## begin

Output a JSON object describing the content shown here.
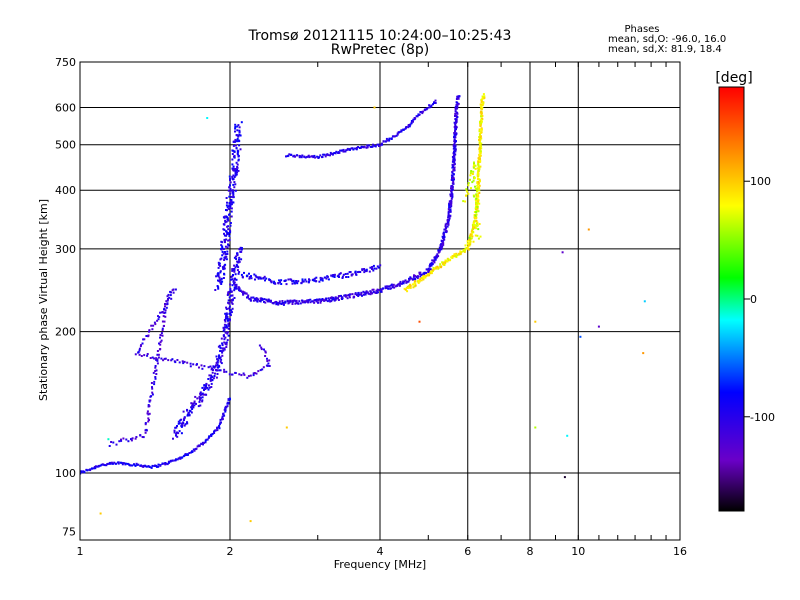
{
  "chart_data": {
    "type": "scatter",
    "title": "Tromsø 20121115 10:24:00–10:25:43",
    "subtitle": "RwPretec (8p)",
    "xlabel": "Frequency [MHz]",
    "ylabel": "Stationary phase Virtual Height [km]",
    "x_scale": "log",
    "y_scale": "log",
    "xlim": [
      1,
      16
    ],
    "ylim": [
      72,
      750
    ],
    "x_ticks": [
      1,
      2,
      4,
      6,
      8,
      10,
      16
    ],
    "x_tick_labels": [
      "1",
      "2",
      "4",
      "6",
      "8",
      "10",
      "16"
    ],
    "y_ticks": [
      75,
      100,
      200,
      300,
      400,
      500,
      600,
      750
    ],
    "y_tick_labels": [
      "75",
      "100",
      "200",
      "300",
      "400",
      "500",
      "600",
      "750"
    ],
    "grid": true,
    "info": {
      "heading": "Phases",
      "line1": "mean, sd,O: -96.0, 16.0",
      "line2": "mean, sd,X:  81.9, 18.4"
    },
    "colorbar": {
      "label": "[deg]",
      "range": [
        -180,
        180
      ],
      "ticks": [
        100,
        0,
        -100
      ],
      "tick_labels": [
        "100",
        "0",
        "-100"
      ],
      "location": "right"
    },
    "traces": [
      {
        "phase": -95,
        "density": 2,
        "jitter": 0.012,
        "points": [
          [
            1.0,
            100
          ],
          [
            1.05,
            102
          ],
          [
            1.1,
            104
          ],
          [
            1.2,
            105
          ],
          [
            1.3,
            104
          ],
          [
            1.4,
            103
          ],
          [
            1.5,
            105
          ],
          [
            1.6,
            108
          ],
          [
            1.7,
            112
          ],
          [
            1.8,
            118
          ],
          [
            1.9,
            125
          ],
          [
            1.95,
            135
          ],
          [
            2.0,
            145
          ]
        ]
      },
      {
        "phase": -100,
        "density": 3,
        "jitter": 0.05,
        "points": [
          [
            1.55,
            120
          ],
          [
            1.65,
            135
          ],
          [
            1.75,
            145
          ],
          [
            1.85,
            160
          ],
          [
            1.95,
            190
          ],
          [
            2.0,
            230
          ],
          [
            2.05,
            270
          ],
          [
            2.1,
            300
          ]
        ]
      },
      {
        "phase": -95,
        "density": 3,
        "jitter": 0.06,
        "points": [
          [
            1.9,
            250
          ],
          [
            1.95,
            300
          ],
          [
            2.0,
            380
          ],
          [
            2.05,
            450
          ],
          [
            2.08,
            550
          ]
        ]
      },
      {
        "phase": -105,
        "density": 3,
        "jitter": 0.02,
        "points": [
          [
            2.05,
            250
          ],
          [
            2.2,
            235
          ],
          [
            2.5,
            230
          ],
          [
            3.0,
            232
          ],
          [
            3.5,
            238
          ],
          [
            4.0,
            245
          ],
          [
            4.5,
            255
          ],
          [
            5.0,
            270
          ],
          [
            5.3,
            300
          ],
          [
            5.5,
            350
          ],
          [
            5.6,
            420
          ],
          [
            5.65,
            500
          ],
          [
            5.7,
            600
          ],
          [
            5.75,
            640
          ]
        ]
      },
      {
        "phase": -95,
        "density": 2,
        "jitter": 0.025,
        "points": [
          [
            2.1,
            265
          ],
          [
            2.5,
            255
          ],
          [
            3.0,
            258
          ],
          [
            3.5,
            265
          ],
          [
            4.0,
            275
          ]
        ]
      },
      {
        "phase": -100,
        "density": 2,
        "jitter": 0.012,
        "points": [
          [
            2.6,
            475
          ],
          [
            3.0,
            470
          ],
          [
            3.5,
            490
          ],
          [
            4.0,
            500
          ],
          [
            4.5,
            540
          ],
          [
            4.8,
            580
          ],
          [
            5.2,
            620
          ]
        ]
      },
      {
        "phase": 85,
        "density": 3,
        "jitter": 0.02,
        "points": [
          [
            4.5,
            245
          ],
          [
            5.0,
            265
          ],
          [
            5.5,
            285
          ],
          [
            6.0,
            300
          ],
          [
            6.2,
            340
          ],
          [
            6.3,
            400
          ],
          [
            6.35,
            500
          ],
          [
            6.4,
            600
          ],
          [
            6.45,
            640
          ]
        ]
      },
      {
        "phase": -110,
        "density": 1,
        "jitter": 0.02,
        "points": [
          [
            1.15,
            115
          ],
          [
            1.25,
            118
          ],
          [
            1.35,
            120
          ],
          [
            1.5,
            240
          ],
          [
            1.55,
            245
          ],
          [
            1.3,
            180
          ],
          [
            2.2,
            160
          ],
          [
            2.4,
            170
          ],
          [
            2.3,
            190
          ]
        ]
      },
      {
        "phase": 70,
        "density": 1,
        "jitter": 0.04,
        "points": [
          [
            5.9,
            380
          ],
          [
            6.1,
            420
          ],
          [
            6.2,
            460
          ],
          [
            6.3,
            320
          ],
          [
            5.8,
            300
          ]
        ]
      }
    ],
    "scatter_points": [
      {
        "x": 1.14,
        "y": 118,
        "phase": -10
      },
      {
        "x": 1.1,
        "y": 82,
        "phase": 100
      },
      {
        "x": 1.8,
        "y": 570,
        "phase": -20
      },
      {
        "x": 2.2,
        "y": 79,
        "phase": 100
      },
      {
        "x": 2.6,
        "y": 125,
        "phase": 100
      },
      {
        "x": 4.8,
        "y": 210,
        "phase": 150
      },
      {
        "x": 8.2,
        "y": 210,
        "phase": 100
      },
      {
        "x": 8.2,
        "y": 125,
        "phase": 60
      },
      {
        "x": 9.3,
        "y": 295,
        "phase": -130
      },
      {
        "x": 9.5,
        "y": 120,
        "phase": -20
      },
      {
        "x": 9.4,
        "y": 98,
        "phase": -170
      },
      {
        "x": 10.1,
        "y": 195,
        "phase": -60
      },
      {
        "x": 10.5,
        "y": 330,
        "phase": 120
      },
      {
        "x": 11.0,
        "y": 205,
        "phase": -130
      },
      {
        "x": 13.5,
        "y": 180,
        "phase": 120
      },
      {
        "x": 13.6,
        "y": 232,
        "phase": -30
      },
      {
        "x": 3.9,
        "y": 600,
        "phase": 100
      }
    ]
  }
}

## end

# EXERCISE OBJECTIVE:
Look through the entries and find each line that has the string "mean". Copy those lines.

# WRITTEN RESPONSE:
      "line1": "mean, sd,O: -96.0, 16.0",
      "line2": "mean, sd,X:  81.9, 18.4"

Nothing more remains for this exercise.